-- begin Data listing --
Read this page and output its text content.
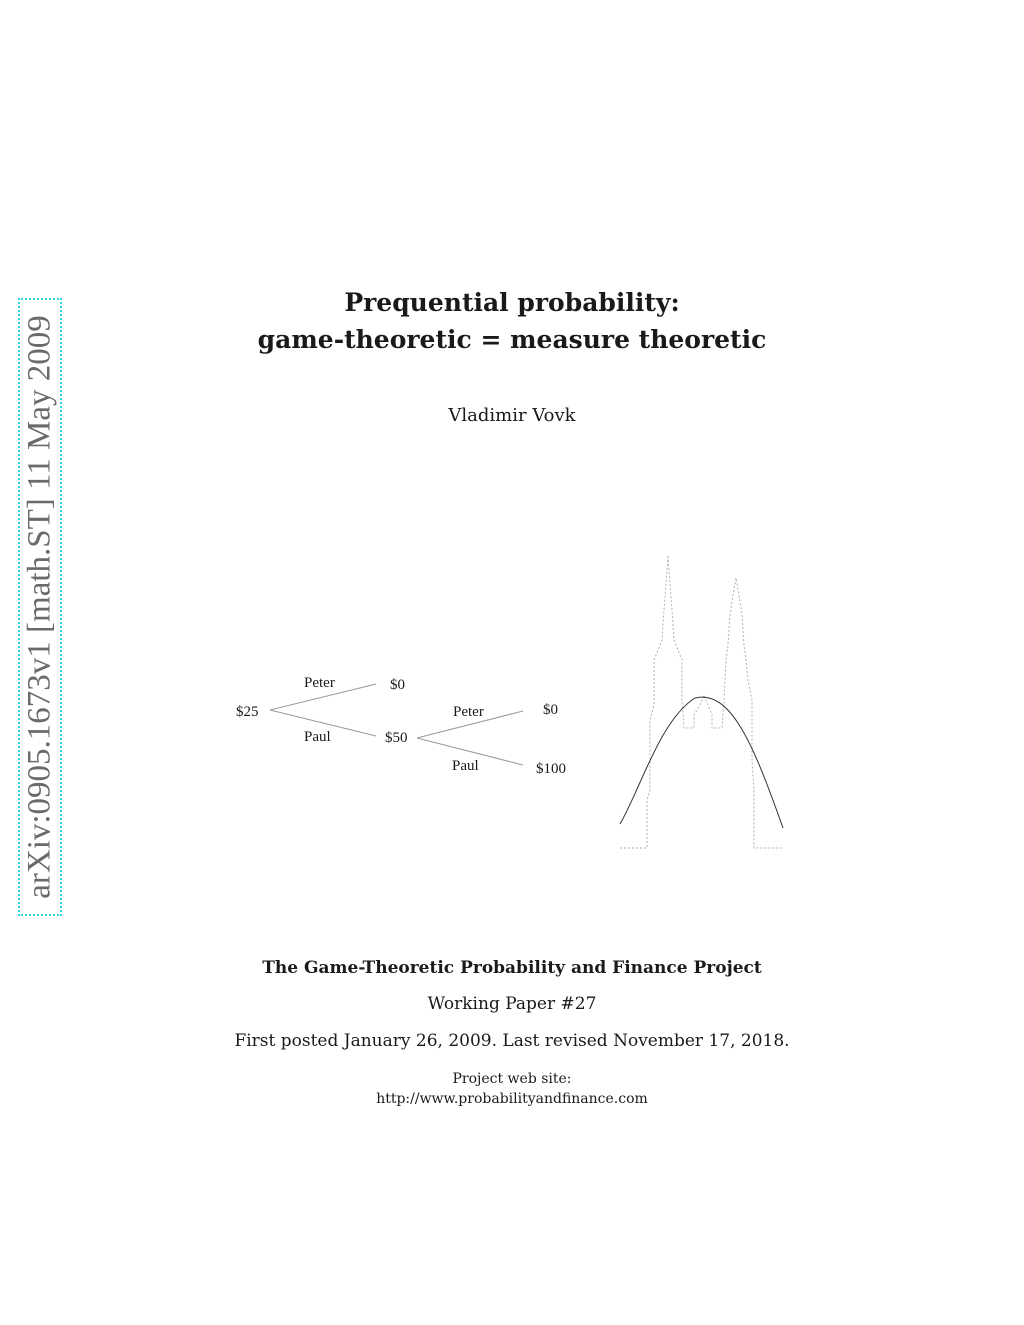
arXiv:0905.1673v1 [math.ST] 11 May 2009
Prequential probability:
game-theoretic = measure theoretic
Vladimir Vovk
$25
Peter
Paul
$0
$50
Peter
Paul
$0
$100
The Game-Theoretic Probability and Finance Project
Working Paper #27
First posted January 26, 2009. Last revised November 17, 2018.
Project web site:
http://www.probabilityandfinance.com
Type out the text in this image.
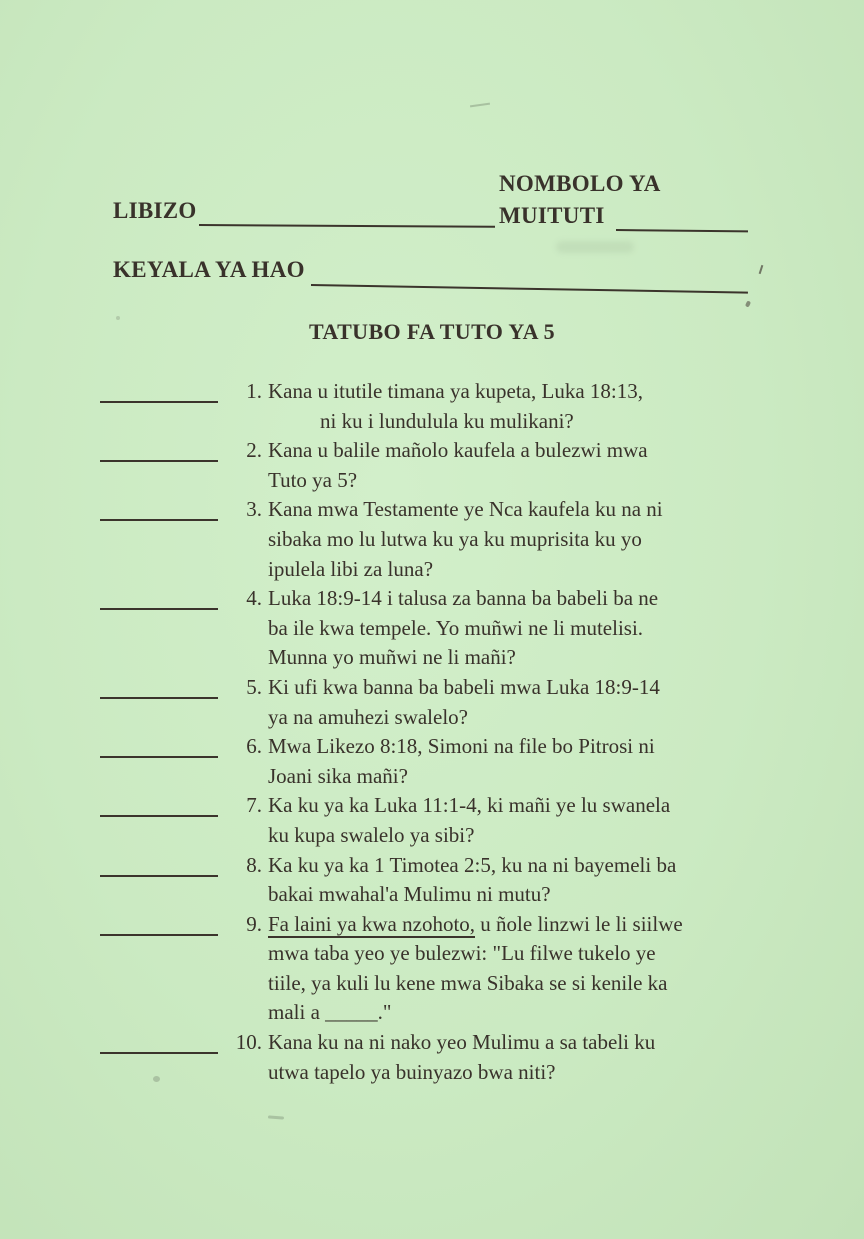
NOMBOLO YA
LIBIZO	MUITUTI
KEYALA YA HAO
TATUBO FA TUTO YA 5
1. Kana u itutile timana ya kupeta, Luka 18:13,
ni ku i lundulula ku mulikani?
2. Kana u balile mañolo kaufela a bulezwi mwa
Tuto ya 5?
3. Kana mwa Testamente ye Nca kaufela ku na ni
sibaka mo lu lutwa ku ya ku muprisita ku yo
ipulela libi za luna?
4. Luka 18:9-14 i talusa za banna ba babeli ba ne
ba ile kwa tempele. Yo muñwi ne li mutelisi.
Munna yo muñwi ne li mañi?
5. Ki ufi kwa banna ba babeli mwa Luka 18:9-14
ya na amuhezi swalelo?
6. Mwa Likezo 8:18, Simoni na file bo Pitrosi ni
Joani sika mañi?
7. Ka ku ya ka Luka 11:1-4, ki mañi ye lu swanela
ku kupa swalelo ya sibi?
8. Ka ku ya ka 1 Timotea 2:5, ku na ni bayemeli ba
bakai mwahal'a Mulimu ni mutu?
9. Fa laini ya kwa nzohoto, u ñole linzwi le li siilwe
mwa taba yeo ye bulezwi: "Lu filwe tukelo ye
tiile, ya kuli lu kene mwa Sibaka se si kenile ka
mali a _____."
10. Kana ku na ni nako yeo Mulimu a sa tabeli ku
utwa tapelo ya buinyazo bwa niti?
-- end Data listing --
Task
Look through the lines above and collect those with the word "kaufela".

Solution to this task
2. Kana u balile mañolo kaufela a bulezwi mwa
3. Kana mwa Testamente ye Nca kaufela ku na ni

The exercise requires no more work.